_Challenge:_ In the listing below, identify each line with the word "Efficiency" and return those lines.

_Dataset extract:_
########
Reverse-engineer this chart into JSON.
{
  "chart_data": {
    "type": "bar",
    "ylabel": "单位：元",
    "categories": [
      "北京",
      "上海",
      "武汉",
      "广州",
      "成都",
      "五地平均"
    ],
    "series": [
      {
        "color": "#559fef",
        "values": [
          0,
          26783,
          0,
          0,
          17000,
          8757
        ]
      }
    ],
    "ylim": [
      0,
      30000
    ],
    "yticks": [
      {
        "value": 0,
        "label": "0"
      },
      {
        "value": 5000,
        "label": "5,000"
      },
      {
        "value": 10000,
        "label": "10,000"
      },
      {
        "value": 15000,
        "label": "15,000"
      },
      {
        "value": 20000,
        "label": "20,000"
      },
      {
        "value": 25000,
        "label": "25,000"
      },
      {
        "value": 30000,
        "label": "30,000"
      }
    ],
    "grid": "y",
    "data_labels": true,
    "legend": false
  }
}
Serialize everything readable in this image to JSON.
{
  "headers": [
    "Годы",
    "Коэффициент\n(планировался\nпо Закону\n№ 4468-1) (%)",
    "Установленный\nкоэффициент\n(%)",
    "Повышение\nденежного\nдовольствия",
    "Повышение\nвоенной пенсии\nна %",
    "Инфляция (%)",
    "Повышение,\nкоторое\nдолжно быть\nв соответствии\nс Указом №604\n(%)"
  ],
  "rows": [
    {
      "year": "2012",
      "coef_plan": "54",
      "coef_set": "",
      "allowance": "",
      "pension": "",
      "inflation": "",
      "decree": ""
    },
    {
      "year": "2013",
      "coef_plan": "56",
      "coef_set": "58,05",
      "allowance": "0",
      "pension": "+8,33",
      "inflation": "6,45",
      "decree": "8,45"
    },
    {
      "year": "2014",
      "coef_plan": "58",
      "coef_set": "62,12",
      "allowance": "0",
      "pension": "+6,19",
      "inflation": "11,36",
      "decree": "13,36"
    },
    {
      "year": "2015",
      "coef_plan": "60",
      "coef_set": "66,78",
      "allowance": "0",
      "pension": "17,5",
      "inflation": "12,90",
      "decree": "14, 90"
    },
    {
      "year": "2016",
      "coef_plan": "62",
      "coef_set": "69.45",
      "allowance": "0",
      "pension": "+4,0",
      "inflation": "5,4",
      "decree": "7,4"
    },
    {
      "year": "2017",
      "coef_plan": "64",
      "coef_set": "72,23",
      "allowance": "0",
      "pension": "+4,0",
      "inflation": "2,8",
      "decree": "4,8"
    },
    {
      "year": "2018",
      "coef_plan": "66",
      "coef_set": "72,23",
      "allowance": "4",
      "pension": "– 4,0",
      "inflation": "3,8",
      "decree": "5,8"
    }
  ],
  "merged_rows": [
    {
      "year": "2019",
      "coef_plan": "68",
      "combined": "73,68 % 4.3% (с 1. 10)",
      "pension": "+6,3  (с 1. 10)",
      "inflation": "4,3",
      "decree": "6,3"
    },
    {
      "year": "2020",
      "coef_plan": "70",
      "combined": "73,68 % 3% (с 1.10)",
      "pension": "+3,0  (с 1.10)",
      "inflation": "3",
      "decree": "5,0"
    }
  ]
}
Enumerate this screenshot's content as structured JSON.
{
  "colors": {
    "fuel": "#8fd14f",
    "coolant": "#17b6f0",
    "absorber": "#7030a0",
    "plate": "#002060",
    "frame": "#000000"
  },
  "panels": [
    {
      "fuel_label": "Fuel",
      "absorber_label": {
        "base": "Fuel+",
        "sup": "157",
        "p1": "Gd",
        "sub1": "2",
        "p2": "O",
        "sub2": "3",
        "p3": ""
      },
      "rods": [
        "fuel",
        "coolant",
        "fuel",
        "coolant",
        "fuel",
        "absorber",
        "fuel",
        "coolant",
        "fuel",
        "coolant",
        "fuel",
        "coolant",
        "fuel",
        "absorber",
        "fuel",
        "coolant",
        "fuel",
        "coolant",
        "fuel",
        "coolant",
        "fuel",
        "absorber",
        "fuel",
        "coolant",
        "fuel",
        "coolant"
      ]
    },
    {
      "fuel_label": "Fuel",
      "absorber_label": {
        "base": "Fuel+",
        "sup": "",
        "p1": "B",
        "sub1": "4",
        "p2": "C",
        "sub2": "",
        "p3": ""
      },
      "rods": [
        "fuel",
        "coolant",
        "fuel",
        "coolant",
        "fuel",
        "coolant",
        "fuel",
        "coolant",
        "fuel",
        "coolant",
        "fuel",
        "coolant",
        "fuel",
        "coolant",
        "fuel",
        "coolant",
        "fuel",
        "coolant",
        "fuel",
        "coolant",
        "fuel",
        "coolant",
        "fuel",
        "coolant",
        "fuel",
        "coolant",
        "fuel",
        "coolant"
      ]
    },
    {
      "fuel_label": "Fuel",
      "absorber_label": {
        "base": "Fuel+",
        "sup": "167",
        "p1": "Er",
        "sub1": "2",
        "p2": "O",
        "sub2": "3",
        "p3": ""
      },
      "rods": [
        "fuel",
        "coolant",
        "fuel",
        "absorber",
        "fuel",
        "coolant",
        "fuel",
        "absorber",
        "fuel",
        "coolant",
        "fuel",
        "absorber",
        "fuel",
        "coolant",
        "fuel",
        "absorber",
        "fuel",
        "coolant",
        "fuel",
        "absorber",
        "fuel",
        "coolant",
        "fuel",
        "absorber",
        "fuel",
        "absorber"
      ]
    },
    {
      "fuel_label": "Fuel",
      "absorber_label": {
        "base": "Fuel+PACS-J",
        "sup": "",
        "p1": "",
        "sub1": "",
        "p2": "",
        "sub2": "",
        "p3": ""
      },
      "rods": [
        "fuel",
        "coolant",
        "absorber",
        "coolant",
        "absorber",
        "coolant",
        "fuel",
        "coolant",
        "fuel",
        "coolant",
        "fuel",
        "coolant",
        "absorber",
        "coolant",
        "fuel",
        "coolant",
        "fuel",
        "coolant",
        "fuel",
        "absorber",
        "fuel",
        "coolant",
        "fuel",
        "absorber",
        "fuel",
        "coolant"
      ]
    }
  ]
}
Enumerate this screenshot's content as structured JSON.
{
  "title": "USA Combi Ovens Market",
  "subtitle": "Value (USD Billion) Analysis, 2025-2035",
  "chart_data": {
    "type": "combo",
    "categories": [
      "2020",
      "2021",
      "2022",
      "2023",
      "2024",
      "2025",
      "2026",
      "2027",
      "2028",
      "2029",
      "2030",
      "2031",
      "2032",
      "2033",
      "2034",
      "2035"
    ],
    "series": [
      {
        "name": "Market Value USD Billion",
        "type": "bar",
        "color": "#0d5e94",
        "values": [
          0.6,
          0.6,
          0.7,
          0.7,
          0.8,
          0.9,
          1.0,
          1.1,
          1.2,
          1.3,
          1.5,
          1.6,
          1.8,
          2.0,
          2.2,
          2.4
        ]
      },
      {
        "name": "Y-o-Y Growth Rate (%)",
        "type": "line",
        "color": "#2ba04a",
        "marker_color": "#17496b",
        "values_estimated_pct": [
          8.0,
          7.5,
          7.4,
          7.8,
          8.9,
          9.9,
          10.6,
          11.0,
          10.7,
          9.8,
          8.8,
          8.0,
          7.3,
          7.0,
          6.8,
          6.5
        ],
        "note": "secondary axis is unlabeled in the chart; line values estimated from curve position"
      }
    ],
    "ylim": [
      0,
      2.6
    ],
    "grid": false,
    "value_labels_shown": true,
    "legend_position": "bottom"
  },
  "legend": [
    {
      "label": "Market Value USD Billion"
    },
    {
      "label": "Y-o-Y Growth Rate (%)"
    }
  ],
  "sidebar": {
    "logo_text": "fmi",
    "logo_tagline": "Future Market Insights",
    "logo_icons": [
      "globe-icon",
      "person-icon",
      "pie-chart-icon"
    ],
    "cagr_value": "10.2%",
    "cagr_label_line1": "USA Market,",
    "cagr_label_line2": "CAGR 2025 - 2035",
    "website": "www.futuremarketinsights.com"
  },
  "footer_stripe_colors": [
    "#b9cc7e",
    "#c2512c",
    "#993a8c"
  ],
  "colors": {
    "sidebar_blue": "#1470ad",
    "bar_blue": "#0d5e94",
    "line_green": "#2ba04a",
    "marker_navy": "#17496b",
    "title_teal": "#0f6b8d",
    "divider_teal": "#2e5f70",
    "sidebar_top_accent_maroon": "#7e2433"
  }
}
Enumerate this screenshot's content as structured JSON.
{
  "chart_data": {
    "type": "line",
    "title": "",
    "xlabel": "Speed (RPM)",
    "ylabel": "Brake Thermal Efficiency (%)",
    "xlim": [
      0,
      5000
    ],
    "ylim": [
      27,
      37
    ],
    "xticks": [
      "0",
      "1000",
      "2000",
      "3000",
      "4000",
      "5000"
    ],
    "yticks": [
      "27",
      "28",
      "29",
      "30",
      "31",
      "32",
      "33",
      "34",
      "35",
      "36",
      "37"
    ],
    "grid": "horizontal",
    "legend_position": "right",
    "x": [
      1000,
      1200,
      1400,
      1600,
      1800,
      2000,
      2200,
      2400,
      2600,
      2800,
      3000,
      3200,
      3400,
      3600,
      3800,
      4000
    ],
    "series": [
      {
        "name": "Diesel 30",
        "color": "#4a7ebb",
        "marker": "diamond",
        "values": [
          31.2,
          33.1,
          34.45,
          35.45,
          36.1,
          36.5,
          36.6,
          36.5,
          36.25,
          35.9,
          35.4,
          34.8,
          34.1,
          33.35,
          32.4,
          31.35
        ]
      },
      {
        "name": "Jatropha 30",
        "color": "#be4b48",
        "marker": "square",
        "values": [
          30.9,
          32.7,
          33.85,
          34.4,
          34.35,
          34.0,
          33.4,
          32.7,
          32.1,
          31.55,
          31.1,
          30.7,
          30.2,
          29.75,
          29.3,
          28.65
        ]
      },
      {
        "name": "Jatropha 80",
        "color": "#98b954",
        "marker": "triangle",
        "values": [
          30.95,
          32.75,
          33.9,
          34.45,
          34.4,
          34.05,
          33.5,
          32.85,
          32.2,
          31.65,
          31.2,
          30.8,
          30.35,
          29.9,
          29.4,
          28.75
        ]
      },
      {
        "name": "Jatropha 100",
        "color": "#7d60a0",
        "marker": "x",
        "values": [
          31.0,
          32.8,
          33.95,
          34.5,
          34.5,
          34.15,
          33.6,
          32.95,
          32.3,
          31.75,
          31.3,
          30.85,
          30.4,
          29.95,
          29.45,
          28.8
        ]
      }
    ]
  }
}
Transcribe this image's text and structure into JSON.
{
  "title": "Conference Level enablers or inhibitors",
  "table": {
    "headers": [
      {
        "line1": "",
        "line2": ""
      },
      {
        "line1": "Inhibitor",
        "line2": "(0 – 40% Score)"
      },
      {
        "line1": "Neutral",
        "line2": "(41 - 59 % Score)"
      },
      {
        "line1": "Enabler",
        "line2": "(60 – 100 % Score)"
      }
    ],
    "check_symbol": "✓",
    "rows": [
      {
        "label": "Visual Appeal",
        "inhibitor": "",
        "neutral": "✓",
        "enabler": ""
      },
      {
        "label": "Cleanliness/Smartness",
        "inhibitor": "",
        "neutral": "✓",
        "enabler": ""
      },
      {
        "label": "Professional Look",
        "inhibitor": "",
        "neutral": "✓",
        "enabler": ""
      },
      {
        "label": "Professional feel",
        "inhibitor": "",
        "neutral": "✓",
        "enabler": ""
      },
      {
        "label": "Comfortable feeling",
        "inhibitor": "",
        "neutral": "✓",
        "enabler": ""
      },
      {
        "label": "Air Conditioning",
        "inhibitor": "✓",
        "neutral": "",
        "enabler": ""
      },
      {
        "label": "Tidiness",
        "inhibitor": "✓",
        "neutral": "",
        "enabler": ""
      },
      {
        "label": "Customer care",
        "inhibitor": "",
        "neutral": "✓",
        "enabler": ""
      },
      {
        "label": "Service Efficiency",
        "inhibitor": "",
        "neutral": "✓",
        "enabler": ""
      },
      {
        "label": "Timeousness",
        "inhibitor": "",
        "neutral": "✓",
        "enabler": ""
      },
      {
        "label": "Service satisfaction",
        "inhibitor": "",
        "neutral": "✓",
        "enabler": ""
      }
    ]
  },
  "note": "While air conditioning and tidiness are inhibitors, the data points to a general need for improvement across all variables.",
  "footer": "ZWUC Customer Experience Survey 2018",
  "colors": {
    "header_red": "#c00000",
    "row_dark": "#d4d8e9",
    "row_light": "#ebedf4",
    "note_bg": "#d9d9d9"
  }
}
########
_Exercise result:_
    "ylabel": "Brake Thermal Efficiency (%)",
        "label": "Service Efficiency",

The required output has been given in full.